(Entries provided):
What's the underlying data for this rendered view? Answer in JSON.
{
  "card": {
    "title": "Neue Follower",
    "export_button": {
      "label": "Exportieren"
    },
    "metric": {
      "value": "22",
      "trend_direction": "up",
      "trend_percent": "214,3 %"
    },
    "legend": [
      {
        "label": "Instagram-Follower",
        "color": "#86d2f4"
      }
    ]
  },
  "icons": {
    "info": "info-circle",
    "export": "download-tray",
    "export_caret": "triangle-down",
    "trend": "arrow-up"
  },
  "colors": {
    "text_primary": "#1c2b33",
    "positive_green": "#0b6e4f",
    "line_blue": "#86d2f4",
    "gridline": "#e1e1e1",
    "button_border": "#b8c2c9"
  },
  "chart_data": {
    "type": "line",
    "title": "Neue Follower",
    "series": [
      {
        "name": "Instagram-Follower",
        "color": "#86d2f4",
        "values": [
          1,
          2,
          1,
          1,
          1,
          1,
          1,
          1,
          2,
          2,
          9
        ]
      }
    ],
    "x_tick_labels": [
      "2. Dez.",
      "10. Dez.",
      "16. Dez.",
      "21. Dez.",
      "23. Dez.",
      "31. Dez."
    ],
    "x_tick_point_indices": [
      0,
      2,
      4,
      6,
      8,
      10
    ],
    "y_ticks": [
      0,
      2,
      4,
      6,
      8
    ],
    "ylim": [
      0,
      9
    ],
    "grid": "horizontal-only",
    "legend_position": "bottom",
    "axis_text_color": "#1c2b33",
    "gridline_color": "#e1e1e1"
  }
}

(Task directions):
Reproduce the records in full, exactly as written.

(Written answer):
What's the underlying data for this rendered view? Answer in JSON.
{
  "card": {
    "title": "Neue Follower",
    "export_button": {
      "label": "Exportieren"
    },
    "metric": {
      "value": "22",
      "trend_direction": "up",
      "trend_percent": "214,3 %"
    },
    "legend": [
      {
        "label": "Instagram-Follower",
        "color": "#86d2f4"
      }
    ]
  },
  "icons": {
    "info": "info-circle",
    "export": "download-tray",
    "export_caret": "triangle-down",
    "trend": "arrow-up"
  },
  "colors": {
    "text_primary": "#1c2b33",
    "positive_green": "#0b6e4f",
    "line_blue": "#86d2f4",
    "gridline": "#e1e1e1",
    "button_border": "#b8c2c9"
  },
  "chart_data": {
    "type": "line",
    "title": "Neue Follower",
    "series": [
      {
        "name": "Instagram-Follower",
        "color": "#86d2f4",
        "values": [
          1,
          2,
          1,
          1,
          1,
          1,
          1,
          1,
          2,
          2,
          9
        ]
      }
    ],
    "x_tick_labels": [
      "2. Dez.",
      "10. Dez.",
      "16. Dez.",
      "21. Dez.",
      "23. Dez.",
      "31. Dez."
    ],
    "x_tick_point_indices": [
      0,
      2,
      4,
      6,
      8,
      10
    ],
    "y_ticks": [
      0,
      2,
      4,
      6,
      8
    ],
    "ylim": [
      0,
      9
    ],
    "grid": "horizontal-only",
    "legend_position": "bottom",
    "axis_text_color": "#1c2b33",
    "gridline_color": "#e1e1e1"
  }
}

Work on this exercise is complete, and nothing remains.